━━ RECORD EXCERPTS ━━

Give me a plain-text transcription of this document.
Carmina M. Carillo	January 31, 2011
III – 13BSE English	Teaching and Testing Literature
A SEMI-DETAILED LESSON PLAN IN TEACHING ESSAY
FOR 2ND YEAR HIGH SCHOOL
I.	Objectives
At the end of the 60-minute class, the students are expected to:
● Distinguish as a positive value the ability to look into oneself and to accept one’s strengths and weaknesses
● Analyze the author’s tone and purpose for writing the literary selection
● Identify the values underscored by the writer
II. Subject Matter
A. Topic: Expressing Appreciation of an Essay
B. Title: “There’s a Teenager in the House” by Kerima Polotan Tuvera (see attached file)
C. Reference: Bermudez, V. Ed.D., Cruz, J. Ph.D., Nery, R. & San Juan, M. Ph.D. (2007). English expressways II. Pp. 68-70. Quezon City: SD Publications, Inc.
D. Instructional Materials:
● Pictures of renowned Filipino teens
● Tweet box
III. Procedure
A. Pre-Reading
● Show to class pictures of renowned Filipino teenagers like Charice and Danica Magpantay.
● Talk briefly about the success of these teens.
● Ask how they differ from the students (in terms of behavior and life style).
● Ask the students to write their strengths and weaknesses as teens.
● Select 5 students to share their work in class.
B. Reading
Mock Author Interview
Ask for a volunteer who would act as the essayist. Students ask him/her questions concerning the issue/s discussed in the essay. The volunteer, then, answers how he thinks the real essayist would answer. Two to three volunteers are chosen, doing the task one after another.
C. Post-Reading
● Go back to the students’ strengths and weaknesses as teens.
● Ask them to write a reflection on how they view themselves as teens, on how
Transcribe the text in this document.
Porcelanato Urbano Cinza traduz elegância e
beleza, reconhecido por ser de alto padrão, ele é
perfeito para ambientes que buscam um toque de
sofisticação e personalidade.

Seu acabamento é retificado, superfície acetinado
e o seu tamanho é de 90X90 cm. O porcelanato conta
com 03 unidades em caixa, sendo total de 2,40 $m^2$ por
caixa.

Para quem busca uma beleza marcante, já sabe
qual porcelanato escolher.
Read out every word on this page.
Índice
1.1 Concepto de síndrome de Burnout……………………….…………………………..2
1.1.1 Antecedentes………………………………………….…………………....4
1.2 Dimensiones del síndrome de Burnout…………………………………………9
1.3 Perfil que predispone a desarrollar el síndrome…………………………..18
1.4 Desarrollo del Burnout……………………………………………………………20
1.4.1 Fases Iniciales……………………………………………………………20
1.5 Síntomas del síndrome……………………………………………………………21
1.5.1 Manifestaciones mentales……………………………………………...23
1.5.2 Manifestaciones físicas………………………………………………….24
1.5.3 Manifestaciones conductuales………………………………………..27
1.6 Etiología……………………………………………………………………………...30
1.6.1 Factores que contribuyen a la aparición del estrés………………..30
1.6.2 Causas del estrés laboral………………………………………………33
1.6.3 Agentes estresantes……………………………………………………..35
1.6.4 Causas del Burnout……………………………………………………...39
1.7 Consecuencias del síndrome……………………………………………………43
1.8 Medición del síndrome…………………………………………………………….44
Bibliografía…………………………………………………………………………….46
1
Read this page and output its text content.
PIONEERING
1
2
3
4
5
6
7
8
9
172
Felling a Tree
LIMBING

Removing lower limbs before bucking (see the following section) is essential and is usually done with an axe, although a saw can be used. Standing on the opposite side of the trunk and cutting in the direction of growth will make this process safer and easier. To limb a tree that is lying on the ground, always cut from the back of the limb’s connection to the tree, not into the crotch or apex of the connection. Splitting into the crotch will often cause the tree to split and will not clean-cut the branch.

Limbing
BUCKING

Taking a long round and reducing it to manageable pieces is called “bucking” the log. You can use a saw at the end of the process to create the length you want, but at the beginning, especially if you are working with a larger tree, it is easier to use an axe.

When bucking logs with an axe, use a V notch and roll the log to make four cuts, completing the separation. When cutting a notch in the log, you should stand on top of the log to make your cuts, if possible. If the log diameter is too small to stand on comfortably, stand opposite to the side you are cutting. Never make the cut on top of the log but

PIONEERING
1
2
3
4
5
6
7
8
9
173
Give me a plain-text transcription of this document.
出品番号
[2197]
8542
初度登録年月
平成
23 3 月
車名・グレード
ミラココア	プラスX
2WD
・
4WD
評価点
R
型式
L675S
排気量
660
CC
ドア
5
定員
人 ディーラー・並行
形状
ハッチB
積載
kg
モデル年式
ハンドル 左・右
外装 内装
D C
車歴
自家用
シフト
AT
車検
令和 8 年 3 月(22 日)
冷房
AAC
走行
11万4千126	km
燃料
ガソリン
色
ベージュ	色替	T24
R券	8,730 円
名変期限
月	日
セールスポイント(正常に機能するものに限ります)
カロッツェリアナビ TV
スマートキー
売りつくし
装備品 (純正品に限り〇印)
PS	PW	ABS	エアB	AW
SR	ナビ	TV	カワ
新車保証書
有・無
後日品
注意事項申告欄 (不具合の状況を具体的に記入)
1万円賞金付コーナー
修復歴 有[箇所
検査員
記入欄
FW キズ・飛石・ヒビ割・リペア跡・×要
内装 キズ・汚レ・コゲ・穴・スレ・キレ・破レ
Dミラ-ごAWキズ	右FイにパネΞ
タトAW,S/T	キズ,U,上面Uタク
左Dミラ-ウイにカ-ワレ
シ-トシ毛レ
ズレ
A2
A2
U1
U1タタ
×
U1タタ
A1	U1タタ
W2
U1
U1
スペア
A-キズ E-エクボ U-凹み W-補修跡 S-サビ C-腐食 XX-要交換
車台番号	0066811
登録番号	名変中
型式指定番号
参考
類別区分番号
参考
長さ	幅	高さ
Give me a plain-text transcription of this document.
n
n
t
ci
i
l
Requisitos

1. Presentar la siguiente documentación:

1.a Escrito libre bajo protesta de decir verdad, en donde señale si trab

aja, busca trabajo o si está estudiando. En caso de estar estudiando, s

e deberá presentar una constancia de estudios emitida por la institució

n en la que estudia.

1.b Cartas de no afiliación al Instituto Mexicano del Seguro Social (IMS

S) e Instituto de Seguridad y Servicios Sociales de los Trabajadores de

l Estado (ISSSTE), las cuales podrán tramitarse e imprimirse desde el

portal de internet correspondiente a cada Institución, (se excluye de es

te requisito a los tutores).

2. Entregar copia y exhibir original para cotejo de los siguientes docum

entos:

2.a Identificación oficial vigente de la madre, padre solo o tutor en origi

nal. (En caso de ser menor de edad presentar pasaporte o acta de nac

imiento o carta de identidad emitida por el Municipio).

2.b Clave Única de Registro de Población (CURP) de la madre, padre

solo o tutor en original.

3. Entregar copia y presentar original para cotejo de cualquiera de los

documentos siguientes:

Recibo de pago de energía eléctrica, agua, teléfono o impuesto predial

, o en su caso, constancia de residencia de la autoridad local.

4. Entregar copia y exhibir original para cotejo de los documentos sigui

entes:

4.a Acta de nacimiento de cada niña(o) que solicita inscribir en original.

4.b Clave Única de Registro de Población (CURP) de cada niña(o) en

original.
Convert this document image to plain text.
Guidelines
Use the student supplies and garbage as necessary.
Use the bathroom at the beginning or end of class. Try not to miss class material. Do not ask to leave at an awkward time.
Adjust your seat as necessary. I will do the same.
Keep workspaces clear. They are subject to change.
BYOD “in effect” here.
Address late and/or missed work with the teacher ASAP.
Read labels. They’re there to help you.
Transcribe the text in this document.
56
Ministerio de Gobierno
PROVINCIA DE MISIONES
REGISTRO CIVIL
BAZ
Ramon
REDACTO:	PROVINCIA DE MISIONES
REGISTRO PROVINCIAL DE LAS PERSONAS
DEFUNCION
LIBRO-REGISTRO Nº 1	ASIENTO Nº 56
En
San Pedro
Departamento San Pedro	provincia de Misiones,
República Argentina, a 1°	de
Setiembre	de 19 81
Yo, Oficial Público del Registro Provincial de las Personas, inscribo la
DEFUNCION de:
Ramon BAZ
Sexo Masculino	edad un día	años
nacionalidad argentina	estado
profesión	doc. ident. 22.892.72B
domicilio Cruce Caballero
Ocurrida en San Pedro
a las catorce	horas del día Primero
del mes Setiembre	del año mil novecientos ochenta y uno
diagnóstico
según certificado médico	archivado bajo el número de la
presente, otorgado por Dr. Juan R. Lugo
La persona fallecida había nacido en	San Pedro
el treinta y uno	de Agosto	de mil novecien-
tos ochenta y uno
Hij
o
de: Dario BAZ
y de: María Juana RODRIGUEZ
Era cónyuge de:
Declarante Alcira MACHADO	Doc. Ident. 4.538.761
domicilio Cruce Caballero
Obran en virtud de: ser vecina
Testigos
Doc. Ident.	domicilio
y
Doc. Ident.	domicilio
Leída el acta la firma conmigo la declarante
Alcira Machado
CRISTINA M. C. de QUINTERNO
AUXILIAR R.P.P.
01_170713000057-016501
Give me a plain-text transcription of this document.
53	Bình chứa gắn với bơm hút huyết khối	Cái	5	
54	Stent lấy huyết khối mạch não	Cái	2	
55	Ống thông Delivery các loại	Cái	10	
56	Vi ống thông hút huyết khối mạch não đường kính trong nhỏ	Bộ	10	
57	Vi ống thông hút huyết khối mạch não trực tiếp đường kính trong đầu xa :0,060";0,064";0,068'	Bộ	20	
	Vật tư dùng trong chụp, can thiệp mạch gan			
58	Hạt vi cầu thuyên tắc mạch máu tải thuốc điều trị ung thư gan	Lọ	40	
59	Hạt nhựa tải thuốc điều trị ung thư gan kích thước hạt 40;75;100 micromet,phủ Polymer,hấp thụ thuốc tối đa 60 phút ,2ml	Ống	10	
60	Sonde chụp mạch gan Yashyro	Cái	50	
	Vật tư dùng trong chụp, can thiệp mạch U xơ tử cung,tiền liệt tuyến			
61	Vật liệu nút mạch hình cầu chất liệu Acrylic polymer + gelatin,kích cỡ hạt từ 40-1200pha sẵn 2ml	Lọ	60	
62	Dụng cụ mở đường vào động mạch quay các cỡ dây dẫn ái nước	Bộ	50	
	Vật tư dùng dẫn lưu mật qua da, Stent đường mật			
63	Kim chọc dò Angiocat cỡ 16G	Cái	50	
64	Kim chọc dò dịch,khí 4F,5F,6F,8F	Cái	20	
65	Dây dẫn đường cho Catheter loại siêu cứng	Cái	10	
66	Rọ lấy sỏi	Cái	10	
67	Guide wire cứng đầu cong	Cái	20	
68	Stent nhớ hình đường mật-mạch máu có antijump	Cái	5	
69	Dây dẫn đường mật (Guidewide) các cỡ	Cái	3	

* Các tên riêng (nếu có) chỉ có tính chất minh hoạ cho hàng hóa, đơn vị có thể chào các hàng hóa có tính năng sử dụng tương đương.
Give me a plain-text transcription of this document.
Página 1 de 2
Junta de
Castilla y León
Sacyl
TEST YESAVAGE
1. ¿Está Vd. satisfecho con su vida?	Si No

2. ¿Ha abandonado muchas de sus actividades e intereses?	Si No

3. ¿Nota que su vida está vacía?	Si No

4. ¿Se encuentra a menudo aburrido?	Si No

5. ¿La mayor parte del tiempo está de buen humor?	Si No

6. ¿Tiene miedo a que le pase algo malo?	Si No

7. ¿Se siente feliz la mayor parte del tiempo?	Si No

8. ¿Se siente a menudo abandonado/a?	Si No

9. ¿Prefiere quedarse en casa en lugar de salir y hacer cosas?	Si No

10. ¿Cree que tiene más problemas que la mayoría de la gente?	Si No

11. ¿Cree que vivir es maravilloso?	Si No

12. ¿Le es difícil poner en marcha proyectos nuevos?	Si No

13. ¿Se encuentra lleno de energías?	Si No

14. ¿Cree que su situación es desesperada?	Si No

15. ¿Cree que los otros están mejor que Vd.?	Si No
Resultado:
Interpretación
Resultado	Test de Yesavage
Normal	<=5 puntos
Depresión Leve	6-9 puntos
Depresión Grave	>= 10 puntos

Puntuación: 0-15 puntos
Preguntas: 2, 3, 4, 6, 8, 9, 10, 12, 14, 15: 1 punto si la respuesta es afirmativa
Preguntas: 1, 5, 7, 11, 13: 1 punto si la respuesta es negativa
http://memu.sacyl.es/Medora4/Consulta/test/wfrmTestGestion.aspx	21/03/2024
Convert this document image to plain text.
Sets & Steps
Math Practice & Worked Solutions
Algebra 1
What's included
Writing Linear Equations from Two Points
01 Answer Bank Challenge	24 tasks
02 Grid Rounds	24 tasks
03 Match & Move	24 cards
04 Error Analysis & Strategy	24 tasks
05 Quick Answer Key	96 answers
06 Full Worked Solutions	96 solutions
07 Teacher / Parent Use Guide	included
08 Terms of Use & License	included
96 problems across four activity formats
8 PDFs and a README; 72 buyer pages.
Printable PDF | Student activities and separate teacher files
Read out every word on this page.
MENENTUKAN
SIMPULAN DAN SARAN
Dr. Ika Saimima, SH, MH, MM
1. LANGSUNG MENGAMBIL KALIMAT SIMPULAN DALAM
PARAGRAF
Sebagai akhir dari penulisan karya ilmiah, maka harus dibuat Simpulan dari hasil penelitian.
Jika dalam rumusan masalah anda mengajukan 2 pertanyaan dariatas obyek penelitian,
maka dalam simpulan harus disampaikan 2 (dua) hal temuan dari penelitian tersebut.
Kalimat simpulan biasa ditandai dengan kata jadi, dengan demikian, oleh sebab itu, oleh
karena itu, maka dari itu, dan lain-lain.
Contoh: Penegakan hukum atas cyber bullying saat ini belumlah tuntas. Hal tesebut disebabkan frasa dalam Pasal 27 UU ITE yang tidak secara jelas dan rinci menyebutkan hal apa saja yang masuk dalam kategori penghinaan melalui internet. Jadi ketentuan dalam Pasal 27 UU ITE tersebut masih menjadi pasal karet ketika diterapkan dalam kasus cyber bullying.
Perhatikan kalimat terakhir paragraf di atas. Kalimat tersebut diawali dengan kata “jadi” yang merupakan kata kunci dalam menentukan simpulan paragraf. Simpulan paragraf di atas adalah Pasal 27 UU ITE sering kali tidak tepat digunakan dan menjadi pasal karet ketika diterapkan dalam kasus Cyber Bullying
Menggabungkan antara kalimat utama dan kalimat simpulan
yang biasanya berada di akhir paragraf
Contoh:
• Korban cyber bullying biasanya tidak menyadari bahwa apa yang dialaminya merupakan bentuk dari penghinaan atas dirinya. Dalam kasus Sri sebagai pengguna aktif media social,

━━━

YOUR INSTRUCTIONS :: Return the lines of the records that include the string "Entregar".

ANSWER TO THIS EXERCISE ::
2. Entregar copia y exhibir original para cotejo de los siguientes docum
3. Entregar copia y presentar original para cotejo de cualquiera de los
4. Entregar copia y exhibir original para cotejo de los documentos sigui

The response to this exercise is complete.